For every entry that follows, return the words exactly and omit any picture.

** Opening Records supplied block **

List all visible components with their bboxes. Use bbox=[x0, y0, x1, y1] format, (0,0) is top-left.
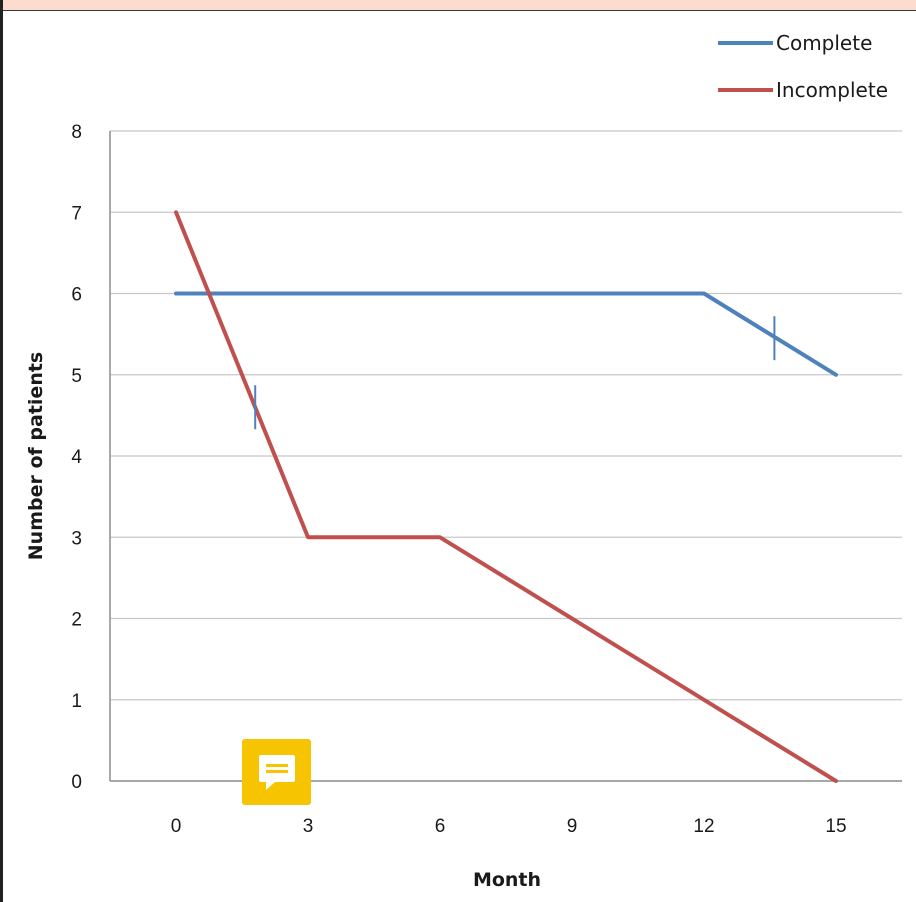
y-tick-label: 0 bbox=[71, 772, 82, 793]
y-tick-label: 1 bbox=[71, 691, 82, 712]
y-tick-label: 8 bbox=[71, 122, 82, 143]
y-tick-label: 4 bbox=[71, 447, 82, 468]
gridlines bbox=[110, 130, 902, 782]
series-line-complete bbox=[174, 291, 838, 377]
x-tick-label: 0 bbox=[171, 816, 182, 837]
x-tick-label: 6 bbox=[435, 816, 446, 837]
top-strip bbox=[0, 0, 916, 11]
x-tick-label: 9 bbox=[567, 816, 578, 837]
left-border bbox=[0, 0, 3, 902]
x-tick-label: 15 bbox=[825, 816, 846, 837]
y-tick-label: 2 bbox=[71, 610, 82, 631]
comment-glyph bbox=[259, 755, 295, 790]
series-lines bbox=[174, 210, 838, 783]
y-tick-label: 7 bbox=[71, 203, 82, 224]
legend-label-incomplete: Incomplete bbox=[776, 78, 888, 102]
y-tick-label: 6 bbox=[71, 285, 82, 306]
legend: Complete Incomplete bbox=[718, 31, 888, 102]
x-tick-label: 3 bbox=[303, 816, 314, 837]
y-axis-title: Number of patients bbox=[25, 352, 47, 560]
series-line-incomplete bbox=[174, 210, 838, 783]
comment-icon[interactable] bbox=[242, 739, 311, 805]
x-tick-label: 12 bbox=[693, 816, 714, 837]
legend-label-complete: Complete bbox=[776, 31, 872, 55]
x-axis-title: Month bbox=[473, 869, 541, 891]
y-tick-label: 3 bbox=[71, 528, 82, 549]
y-tick-label: 5 bbox=[71, 366, 82, 387]
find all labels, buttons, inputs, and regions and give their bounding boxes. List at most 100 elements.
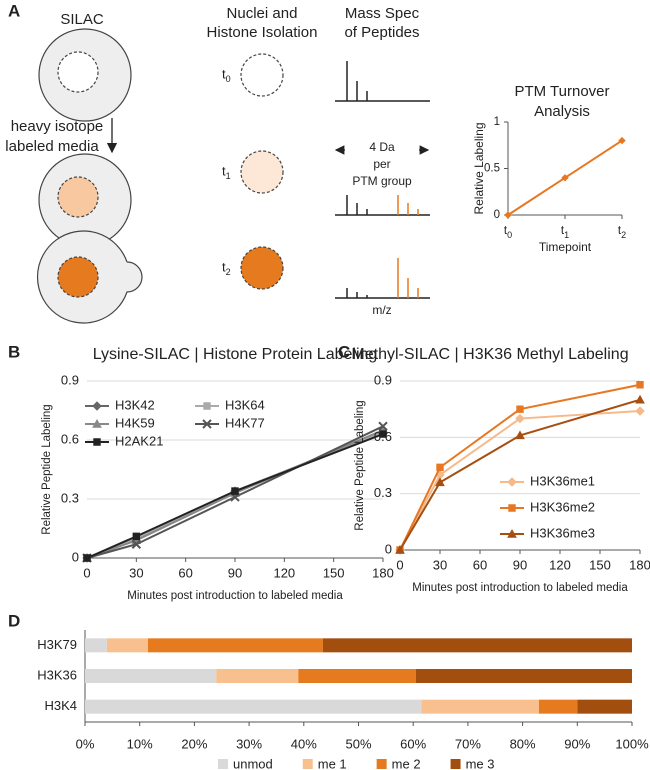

** Closing Records supplied block **

Response area —
List all visible components with their bboxes. Use bbox=[x0, y0, x1, y1] format, (0,0) is top-left.
y-tick-label: 0 bbox=[71, 772, 82, 793]
y-tick-label: 1 bbox=[71, 691, 82, 712]
y-tick-label: 8 bbox=[71, 122, 82, 143]
y-tick-label: 4 bbox=[71, 447, 82, 468]
gridlines bbox=[110, 130, 902, 782]
series-line-complete bbox=[174, 291, 838, 377]
x-tick-label: 0 bbox=[171, 816, 182, 837]
x-tick-label: 6 bbox=[435, 816, 446, 837]
top-strip bbox=[0, 0, 916, 11]
x-tick-label: 9 bbox=[567, 816, 578, 837]
left-border bbox=[0, 0, 3, 902]
x-tick-label: 15 bbox=[825, 816, 846, 837]
y-tick-label: 2 bbox=[71, 610, 82, 631]
comment-glyph bbox=[259, 755, 295, 790]
series-lines bbox=[174, 210, 838, 783]
y-tick-label: 7 bbox=[71, 203, 82, 224]
legend-label-incomplete: Incomplete bbox=[776, 78, 888, 102]
y-tick-label: 6 bbox=[71, 285, 82, 306]
legend: Complete Incomplete bbox=[718, 31, 888, 102]
x-tick-label: 3 bbox=[303, 816, 314, 837]
y-axis-title: Number of patients bbox=[25, 352, 47, 560]
series-line-incomplete bbox=[174, 210, 838, 783]
comment-icon[interactable] bbox=[242, 739, 311, 805]
x-tick-label: 12 bbox=[693, 816, 714, 837]
legend-label-complete: Complete bbox=[776, 31, 872, 55]
x-axis-title: Month bbox=[473, 869, 541, 891]
y-tick-label: 3 bbox=[71, 528, 82, 549]
y-tick-label: 5 bbox=[71, 366, 82, 387]
find all labels, buttons, inputs, and regions and give their bounding boxes. List at most 100 elements.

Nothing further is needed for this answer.